━━ Supplied material

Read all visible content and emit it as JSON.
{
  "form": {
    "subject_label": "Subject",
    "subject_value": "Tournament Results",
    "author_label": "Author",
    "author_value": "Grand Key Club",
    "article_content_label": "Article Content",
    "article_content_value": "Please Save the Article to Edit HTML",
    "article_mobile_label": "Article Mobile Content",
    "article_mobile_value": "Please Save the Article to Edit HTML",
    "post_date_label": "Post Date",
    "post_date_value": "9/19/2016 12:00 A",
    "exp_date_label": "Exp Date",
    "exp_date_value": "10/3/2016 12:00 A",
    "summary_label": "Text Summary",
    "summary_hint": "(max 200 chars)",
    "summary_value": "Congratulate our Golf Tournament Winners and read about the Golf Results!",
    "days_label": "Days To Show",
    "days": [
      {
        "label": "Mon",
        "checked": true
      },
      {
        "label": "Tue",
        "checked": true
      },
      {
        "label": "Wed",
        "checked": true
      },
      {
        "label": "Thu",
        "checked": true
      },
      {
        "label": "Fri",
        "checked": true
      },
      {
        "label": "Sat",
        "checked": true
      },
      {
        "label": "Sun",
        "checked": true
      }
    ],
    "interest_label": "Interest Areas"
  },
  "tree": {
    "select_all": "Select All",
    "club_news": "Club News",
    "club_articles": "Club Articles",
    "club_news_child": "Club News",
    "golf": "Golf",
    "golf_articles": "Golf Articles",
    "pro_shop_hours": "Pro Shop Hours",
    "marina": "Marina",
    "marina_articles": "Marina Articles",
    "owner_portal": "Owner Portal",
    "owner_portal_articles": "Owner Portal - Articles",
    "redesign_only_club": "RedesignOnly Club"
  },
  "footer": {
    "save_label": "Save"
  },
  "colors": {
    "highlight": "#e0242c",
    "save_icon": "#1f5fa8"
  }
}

━━━━
━━ Supplied material

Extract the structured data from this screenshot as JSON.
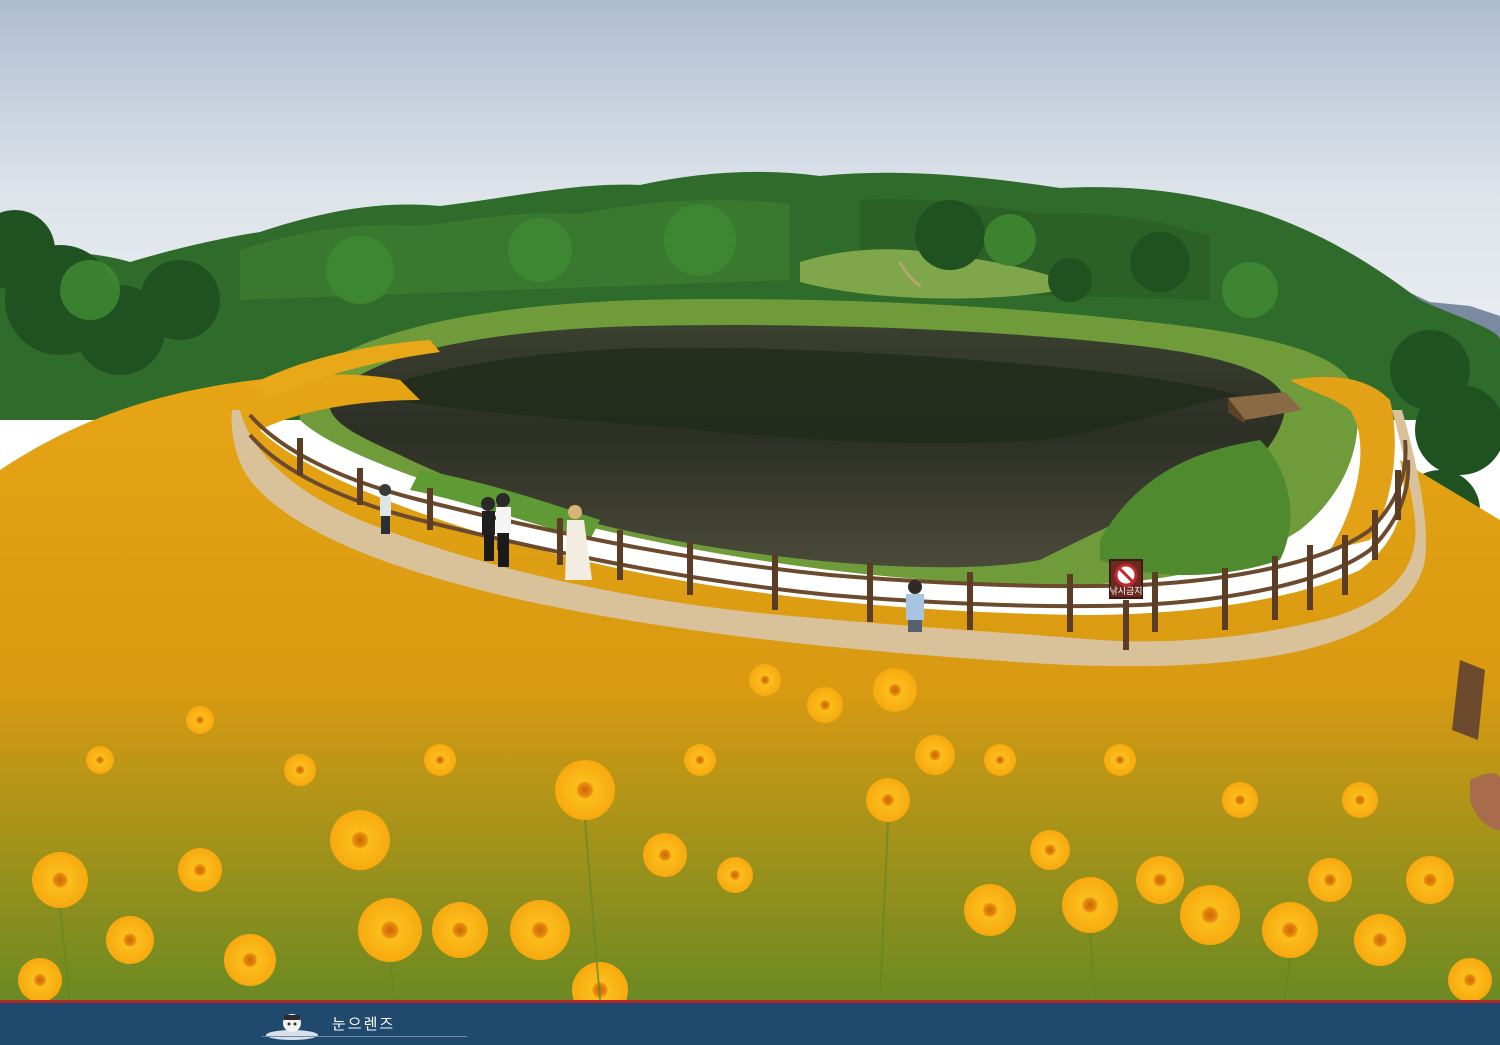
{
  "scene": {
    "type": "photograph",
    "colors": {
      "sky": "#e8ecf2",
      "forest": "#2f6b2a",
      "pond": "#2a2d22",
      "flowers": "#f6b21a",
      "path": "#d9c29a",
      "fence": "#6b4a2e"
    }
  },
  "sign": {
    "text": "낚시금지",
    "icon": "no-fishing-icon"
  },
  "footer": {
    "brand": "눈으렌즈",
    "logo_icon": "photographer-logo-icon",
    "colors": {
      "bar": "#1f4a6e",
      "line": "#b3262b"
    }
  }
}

━━━━

• _Given request_
Work out how many lines in the records above contain the word "Portal", and reply with that number alone.

• _Final answer_
2